# SET TASK:
Return the material below in full and exactly.

# Extracted data entries:
--- start ---

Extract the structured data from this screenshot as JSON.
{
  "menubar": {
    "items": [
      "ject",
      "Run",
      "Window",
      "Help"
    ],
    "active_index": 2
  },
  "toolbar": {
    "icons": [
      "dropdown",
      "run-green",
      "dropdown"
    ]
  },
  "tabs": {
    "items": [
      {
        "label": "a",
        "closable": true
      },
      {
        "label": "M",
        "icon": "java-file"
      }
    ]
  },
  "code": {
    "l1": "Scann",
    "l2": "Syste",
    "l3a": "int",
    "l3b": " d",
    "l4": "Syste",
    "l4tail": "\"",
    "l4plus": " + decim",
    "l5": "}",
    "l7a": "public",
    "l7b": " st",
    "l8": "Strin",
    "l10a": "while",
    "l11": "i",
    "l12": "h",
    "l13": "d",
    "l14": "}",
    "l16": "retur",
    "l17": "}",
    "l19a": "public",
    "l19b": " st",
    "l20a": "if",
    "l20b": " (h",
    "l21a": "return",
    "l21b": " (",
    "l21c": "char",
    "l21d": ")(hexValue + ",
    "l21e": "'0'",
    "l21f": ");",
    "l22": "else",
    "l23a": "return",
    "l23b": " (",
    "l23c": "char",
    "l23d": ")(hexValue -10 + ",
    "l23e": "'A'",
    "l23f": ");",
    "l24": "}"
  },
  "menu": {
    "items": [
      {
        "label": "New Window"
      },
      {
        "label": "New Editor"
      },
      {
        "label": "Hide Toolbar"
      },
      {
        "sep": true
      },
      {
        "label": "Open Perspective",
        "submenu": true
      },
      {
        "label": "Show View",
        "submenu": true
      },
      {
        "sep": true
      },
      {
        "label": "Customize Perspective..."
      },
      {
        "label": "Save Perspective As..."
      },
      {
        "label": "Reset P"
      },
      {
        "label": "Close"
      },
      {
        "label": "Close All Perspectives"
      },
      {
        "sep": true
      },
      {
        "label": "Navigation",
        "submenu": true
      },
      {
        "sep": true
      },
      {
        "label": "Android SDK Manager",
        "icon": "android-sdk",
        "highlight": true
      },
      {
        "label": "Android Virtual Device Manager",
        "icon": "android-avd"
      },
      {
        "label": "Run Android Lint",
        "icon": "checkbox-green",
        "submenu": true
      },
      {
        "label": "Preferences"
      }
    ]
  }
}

--- end ---

# COMPLETED EXERCISE:
Extract the structured data from this screenshot as JSON.
{
  "menubar": {
    "items": [
      "ject",
      "Run",
      "Window",
      "Help"
    ],
    "active_index": 2
  },
  "toolbar": {
    "icons": [
      "dropdown",
      "run-green",
      "dropdown"
    ]
  },
  "tabs": {
    "items": [
      {
        "label": "a",
        "closable": true
      },
      {
        "label": "M",
        "icon": "java-file"
      }
    ]
  },
  "code": {
    "l1": "Scann",
    "l2": "Syste",
    "l3a": "int",
    "l3b": " d",
    "l4": "Syste",
    "l4tail": "\"",
    "l4plus": " + decim",
    "l5": "}",
    "l7a": "public",
    "l7b": " st",
    "l8": "Strin",
    "l10a": "while",
    "l11": "i",
    "l12": "h",
    "l13": "d",
    "l14": "}",
    "l16": "retur",
    "l17": "}",
    "l19a": "public",
    "l19b": " st",
    "l20a": "if",
    "l20b": " (h",
    "l21a": "return",
    "l21b": " (",
    "l21c": "char",
    "l21d": ")(hexValue + ",
    "l21e": "'0'",
    "l21f": ");",
    "l22": "else",
    "l23a": "return",
    "l23b": " (",
    "l23c": "char",
    "l23d": ")(hexValue -10 + ",
    "l23e": "'A'",
    "l23f": ");",
    "l24": "}"
  },
  "menu": {
    "items": [
      {
        "label": "New Window"
      },
      {
        "label": "New Editor"
      },
      {
        "label": "Hide Toolbar"
      },
      {
        "sep": true
      },
      {
        "label": "Open Perspective",
        "submenu": true
      },
      {
        "label": "Show View",
        "submenu": true
      },
      {
        "sep": true
      },
      {
        "label": "Customize Perspective..."
      },
      {
        "label": "Save Perspective As..."
      },
      {
        "label": "Reset P"
      },
      {
        "label": "Close"
      },
      {
        "label": "Close All Perspectives"
      },
      {
        "sep": true
      },
      {
        "label": "Navigation",
        "submenu": true
      },
      {
        "sep": true
      },
      {
        "label": "Android SDK Manager",
        "icon": "android-sdk",
        "highlight": true
      },
      {
        "label": "Android Virtual Device Manager",
        "icon": "android-avd"
      },
      {
        "label": "Run Android Lint",
        "icon": "checkbox-green",
        "submenu": true
      },
      {
        "label": "Preferences"
      }
    ]
  }
}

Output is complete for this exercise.